▶ **GOAL**
Wherever the word "their" turns up in a line of the entries, copy that line.

▶ **DATA TO PROCESS**
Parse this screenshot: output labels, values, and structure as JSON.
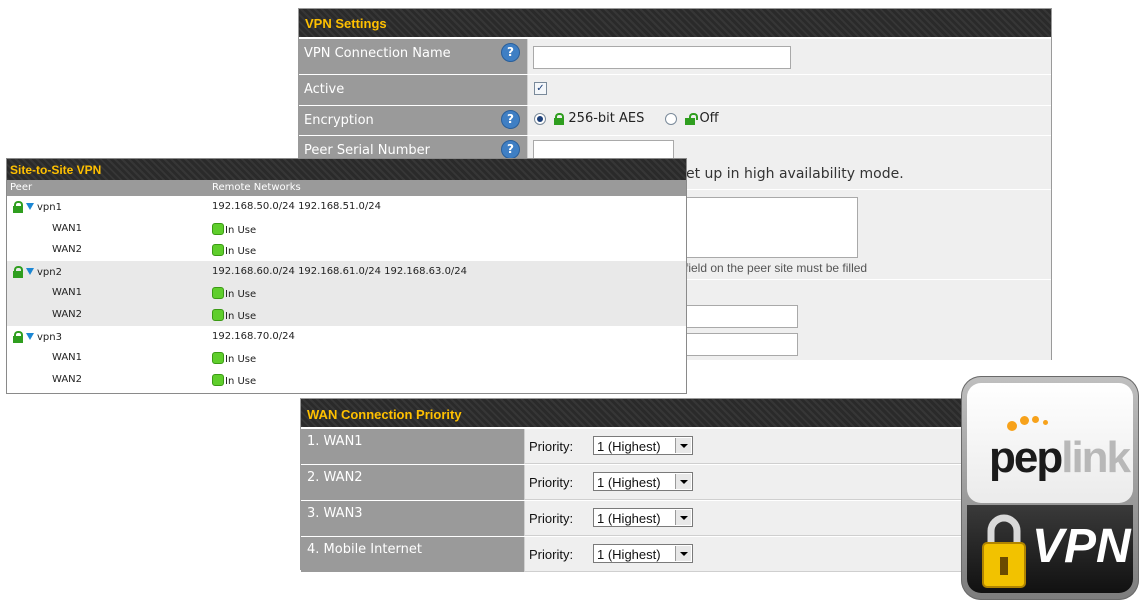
{
  "vpn_settings": {
    "title": "VPN Settings",
    "rows": {
      "name_label": "VPN Connection Name",
      "active_label": "Active",
      "encryption_label": "Encryption",
      "peer_serial_label": "Peer Serial Number"
    },
    "connection_name_value": "",
    "active_checked": true,
    "encryption_options": [
      "256-bit AES",
      "Off"
    ],
    "encryption_selected": "256-bit AES",
    "peer_serial_value": "",
    "ha_note_fragment": "et up in high availability mode.",
    "peer_note_fragment": "field on the peer site must be filled"
  },
  "site_to_site": {
    "title": "Site-to-Site VPN",
    "columns": [
      "Peer",
      "Remote Networks"
    ],
    "peers": [
      {
        "name": "vpn1",
        "networks": "192.168.50.0/24  192.168.51.0/24",
        "wans": [
          {
            "name": "WAN1",
            "status": "In Use"
          },
          {
            "name": "WAN2",
            "status": "In Use"
          }
        ]
      },
      {
        "name": "vpn2",
        "networks": "192.168.60.0/24  192.168.61.0/24  192.168.63.0/24",
        "wans": [
          {
            "name": "WAN1",
            "status": "In Use"
          },
          {
            "name": "WAN2",
            "status": "In Use"
          }
        ]
      },
      {
        "name": "vpn3",
        "networks": "192.168.70.0/24",
        "wans": [
          {
            "name": "WAN1",
            "status": "In Use"
          },
          {
            "name": "WAN2",
            "status": "In Use"
          }
        ]
      }
    ],
    "status_color": "#5fce2c"
  },
  "wan_priority": {
    "title": "WAN Connection Priority",
    "priority_label": "Priority:",
    "rows": [
      {
        "label": "1. WAN1",
        "value": "1 (Highest)"
      },
      {
        "label": "2. WAN2",
        "value": "1 (Highest)"
      },
      {
        "label": "3. WAN3",
        "value": "1 (Highest)"
      },
      {
        "label": "4. Mobile Internet",
        "value": "1 (Highest)"
      }
    ]
  },
  "badge": {
    "brand_dark": "pep",
    "brand_light": "link",
    "product": "VPN",
    "accent": "#f7a21b"
  },
  "colors": {
    "header_text": "#ffc000",
    "header_bg": "#2a2a2a",
    "label_bg": "#9a9a9a",
    "help_icon": "#3f7fc4",
    "lock_green": "#2f9e1f",
    "triangle_blue": "#1c87d4"
  }
}
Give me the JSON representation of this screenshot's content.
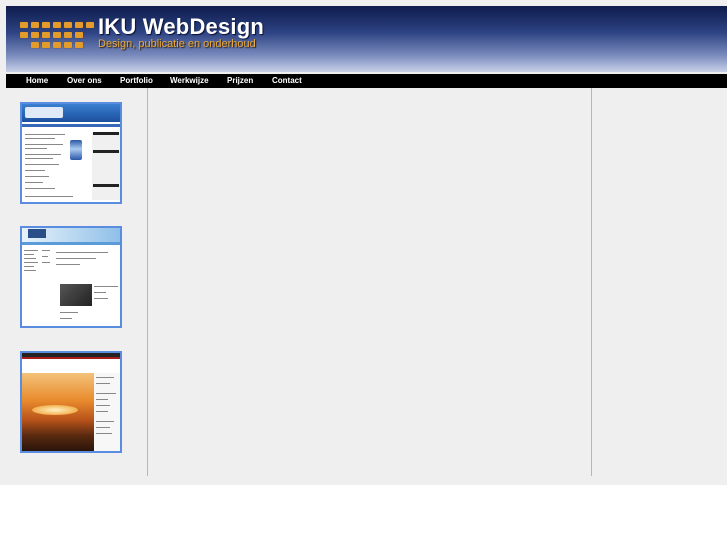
{
  "header": {
    "title": "IKU WebDesign",
    "slogan": "Design, publicatie en onderhoud",
    "logo_icon": "orange-squares-grid-icon"
  },
  "nav": {
    "items": [
      {
        "label": "Home"
      },
      {
        "label": "Over ons"
      },
      {
        "label": "Portfolio"
      },
      {
        "label": "Werkwijze"
      },
      {
        "label": "Prijzen"
      },
      {
        "label": "Contact"
      }
    ]
  },
  "portfolio": {
    "thumbnails": [
      {
        "name": "portfolio-thumbnail-1"
      },
      {
        "name": "portfolio-thumbnail-2"
      },
      {
        "name": "portfolio-thumbnail-3"
      }
    ]
  },
  "colors": {
    "header_dark": "#0e1b4c",
    "accent_orange": "#e39b2b",
    "nav_bg": "#000000",
    "divider": "#e9b04c",
    "thumb_border": "#5a8de0",
    "page_bg": "#efefef"
  }
}
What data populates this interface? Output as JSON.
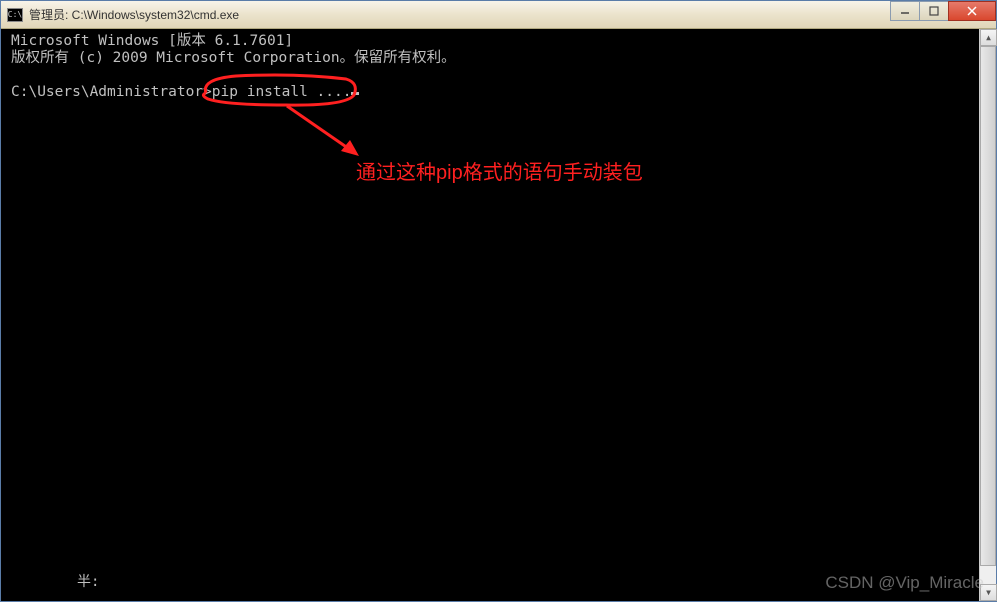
{
  "window": {
    "icon_text": "C:\\",
    "title": "管理员: C:\\Windows\\system32\\cmd.exe"
  },
  "terminal": {
    "line1": "Microsoft Windows [版本 6.1.7601]",
    "line2": "版权所有 (c) 2009 Microsoft Corporation。保留所有权利。",
    "prompt": "C:\\Users\\Administrator>",
    "command": "pip install ...."
  },
  "annotation": {
    "text": "通过这种pip格式的语句手动装包",
    "color": "#ff2020"
  },
  "footer": {
    "text": "半:"
  },
  "watermark": "CSDN @Vip_Miracle"
}
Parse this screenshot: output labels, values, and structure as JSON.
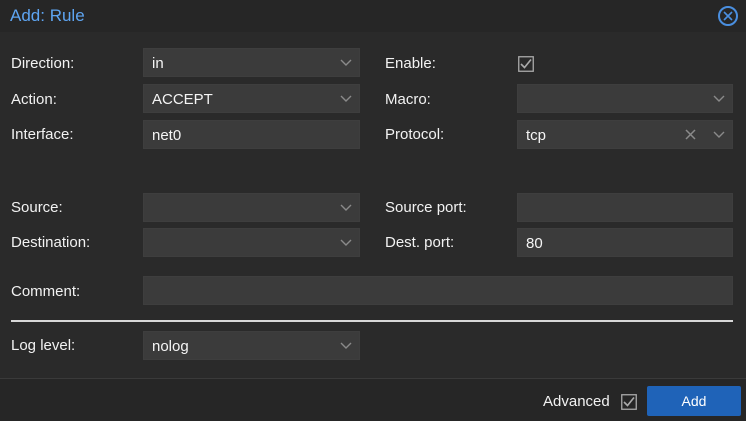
{
  "dialog": {
    "title": "Add: Rule"
  },
  "fields": {
    "direction": {
      "label": "Direction:",
      "value": "in"
    },
    "action": {
      "label": "Action:",
      "value": "ACCEPT"
    },
    "interface": {
      "label": "Interface:",
      "value": "net0"
    },
    "source": {
      "label": "Source:",
      "value": ""
    },
    "destination": {
      "label": "Destination:",
      "value": ""
    },
    "comment": {
      "label": "Comment:",
      "value": ""
    },
    "log_level": {
      "label": "Log level:",
      "value": "nolog"
    },
    "enable": {
      "label": "Enable:",
      "checked": true
    },
    "macro": {
      "label": "Macro:",
      "value": ""
    },
    "protocol": {
      "label": "Protocol:",
      "value": "tcp"
    },
    "source_port": {
      "label": "Source port:",
      "value": ""
    },
    "dest_port": {
      "label": "Dest. port:",
      "value": "80"
    }
  },
  "footer": {
    "advanced_label": "Advanced",
    "advanced_checked": false,
    "add_label": "Add"
  },
  "icons": {
    "close": "close-circle-icon",
    "dropdown": "chevron-down-icon",
    "clear": "x-clear-icon",
    "check": "checkbox-checked-icon"
  },
  "colors": {
    "accent": "#5ea5f2",
    "primary_button": "#1f63b8",
    "background": "#2a2a2a",
    "field": "#3b3b3b"
  }
}
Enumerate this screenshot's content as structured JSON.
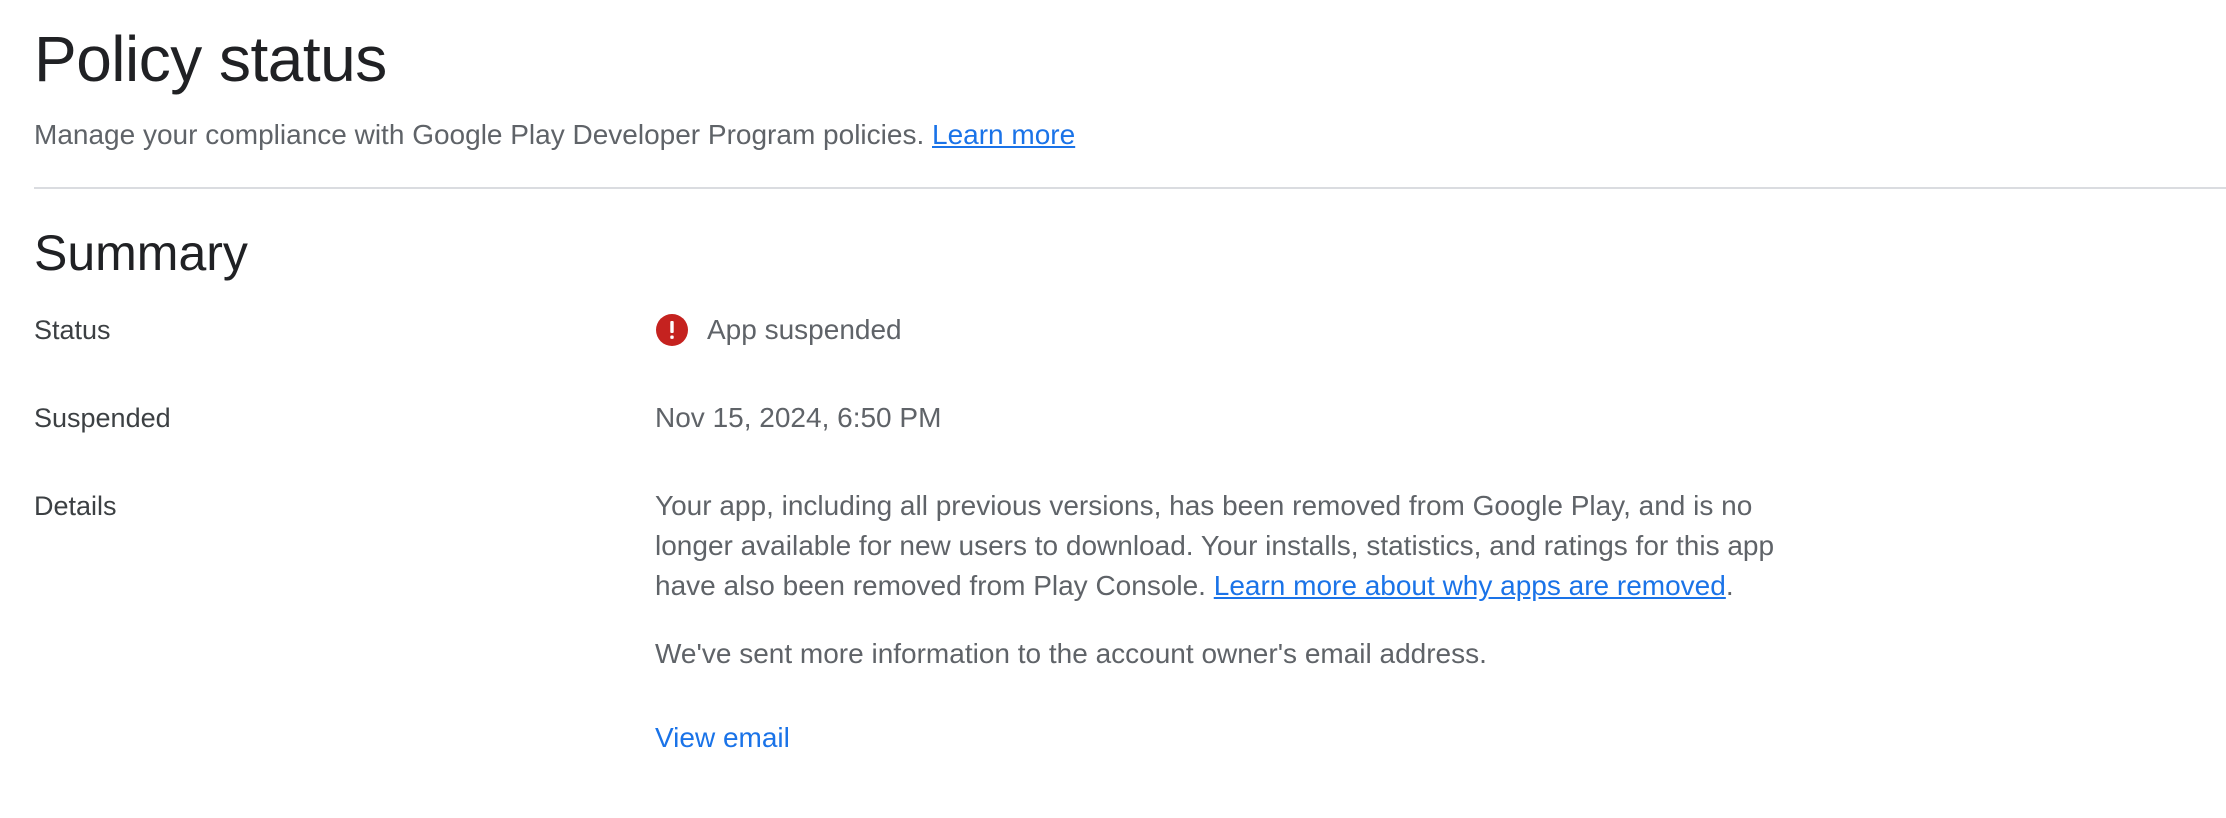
{
  "header": {
    "title": "Policy status",
    "subtitle": "Manage your compliance with Google Play Developer Program policies.",
    "learn_more": "Learn more"
  },
  "summary": {
    "title": "Summary",
    "status": {
      "label": "Status",
      "value": "App suspended",
      "icon": "error-icon",
      "icon_color": "#c5221f"
    },
    "suspended": {
      "label": "Suspended",
      "value": "Nov 15, 2024, 6:50 PM"
    },
    "details": {
      "label": "Details",
      "text": "Your app, including all previous versions, has been removed from Google Play, and is no longer available for new users to download. Your installs, statistics, and ratings for this app have also been removed from Play Console.",
      "link": "Learn more about why apps are removed",
      "link_suffix": ".",
      "email_note": "We've sent more information to the account owner's email address.",
      "view_email": "View email"
    }
  },
  "colors": {
    "link": "#1a73e8",
    "error": "#c5221f",
    "divider": "#dadce0"
  }
}
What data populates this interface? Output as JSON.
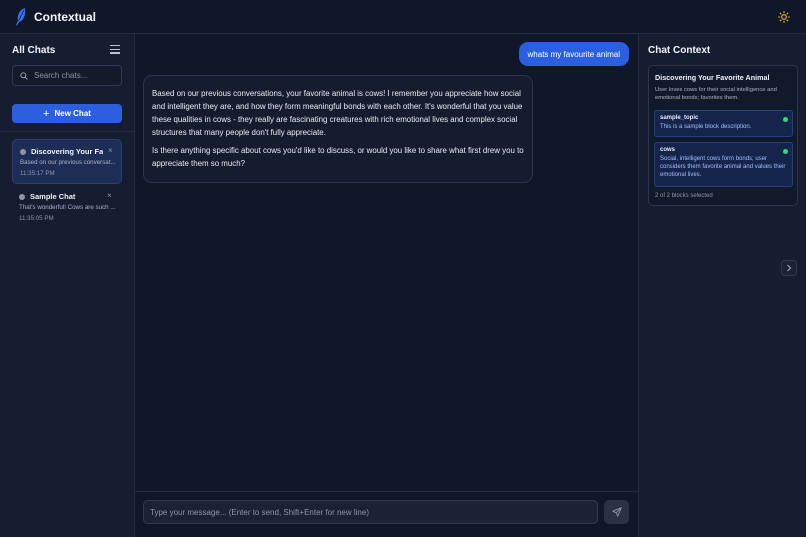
{
  "app": {
    "title": "Contextual"
  },
  "sidebar": {
    "title": "All Chats",
    "search_placeholder": "Search chats...",
    "new_chat_label": "New Chat",
    "chats": [
      {
        "title": "Discovering Your Fa...",
        "preview": "Based on our previous conversat...",
        "time": "11:35:17 PM",
        "close": "×",
        "active": true
      },
      {
        "title": "Sample Chat",
        "preview": "That's wonderful! Cows are such ...",
        "time": "11:35:05 PM",
        "close": "×",
        "active": false
      }
    ]
  },
  "conversation": {
    "user_message": "whats my favourite animal",
    "assistant_paragraphs": [
      "Based on our previous conversations, your favorite animal is cows! I remember you appreciate how social and intelligent they are, and how they form meaningful bonds with each other. It's wonderful that you value these qualities in cows - they really are fascinating creatures with rich emotional lives and complex social structures that many people don't fully appreciate.",
      "Is there anything specific about cows you'd like to discuss, or would you like to share what first drew you to appreciate them so much?"
    ],
    "input_placeholder": "Type your message... (Enter to send, Shift+Enter for new line)"
  },
  "context": {
    "title": "Chat Context",
    "card_title": "Discovering Your Favorite Animal",
    "card_description": "User loves cows for their social intelligence and emotional bonds; favorites them.",
    "blocks": [
      {
        "name": "sample_topic",
        "description": "This is a sample block description."
      },
      {
        "name": "cows",
        "description": "Social, intelligent cows form bonds; user considers them favorite animal and values their emotional lives."
      }
    ],
    "selected_count": "2 of 2 blocks selected"
  },
  "colors": {
    "accent": "#2c5fe0",
    "status_active": "#3fd27a",
    "sun_icon": "#e9b43a"
  }
}
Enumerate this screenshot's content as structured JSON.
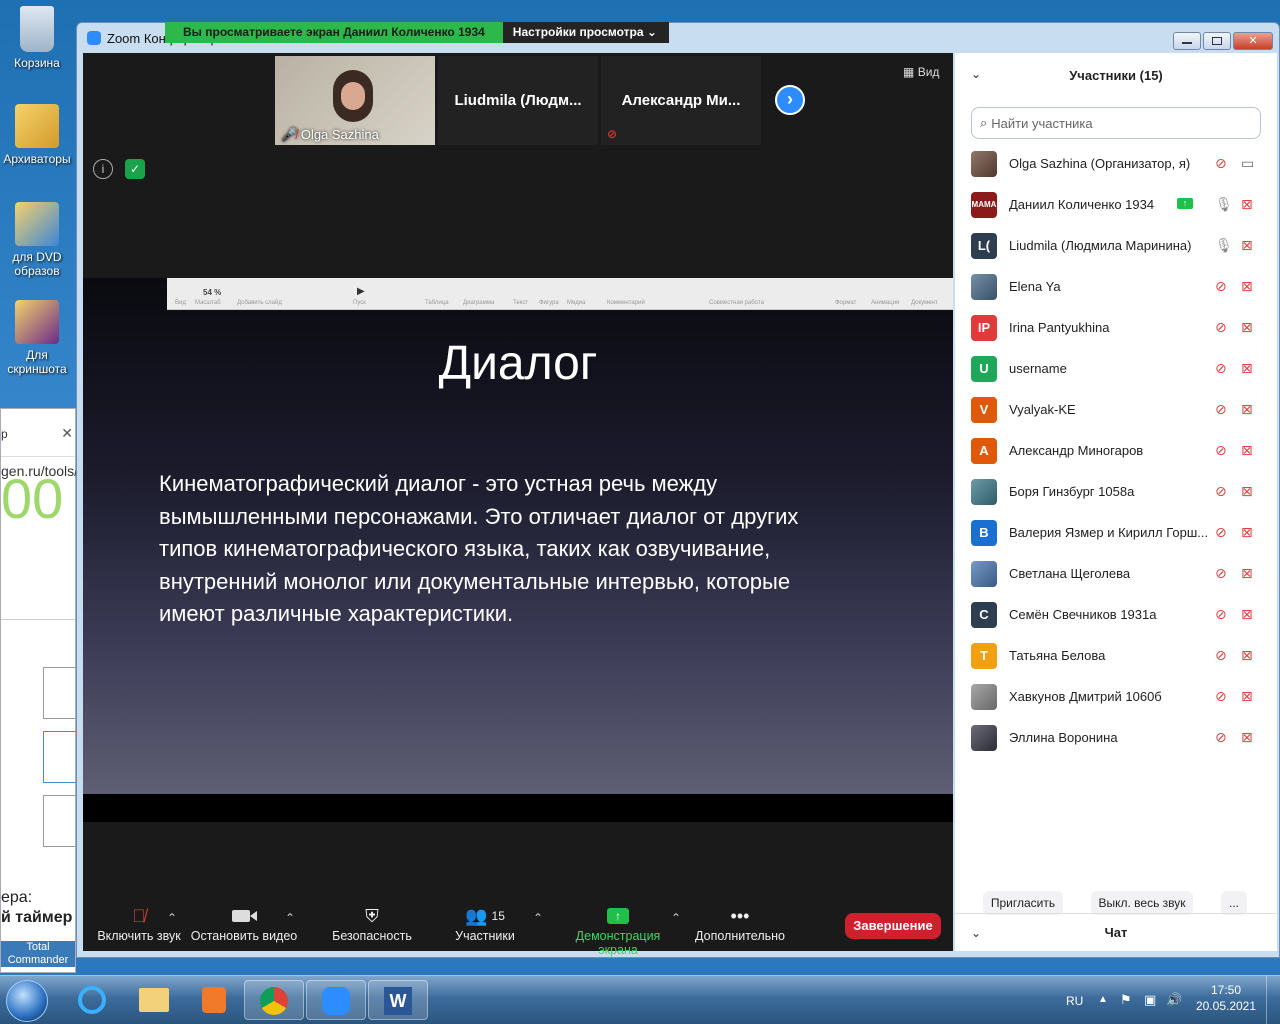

▶ **ANSWER TO THIS PROBLEM**
    "card_description": "User loves cows for their social intelligence and emotional bonds; favorites them.",
        "description": "Social, intelligent cows form bonds; user considers them favorite animal and values their emotional lives."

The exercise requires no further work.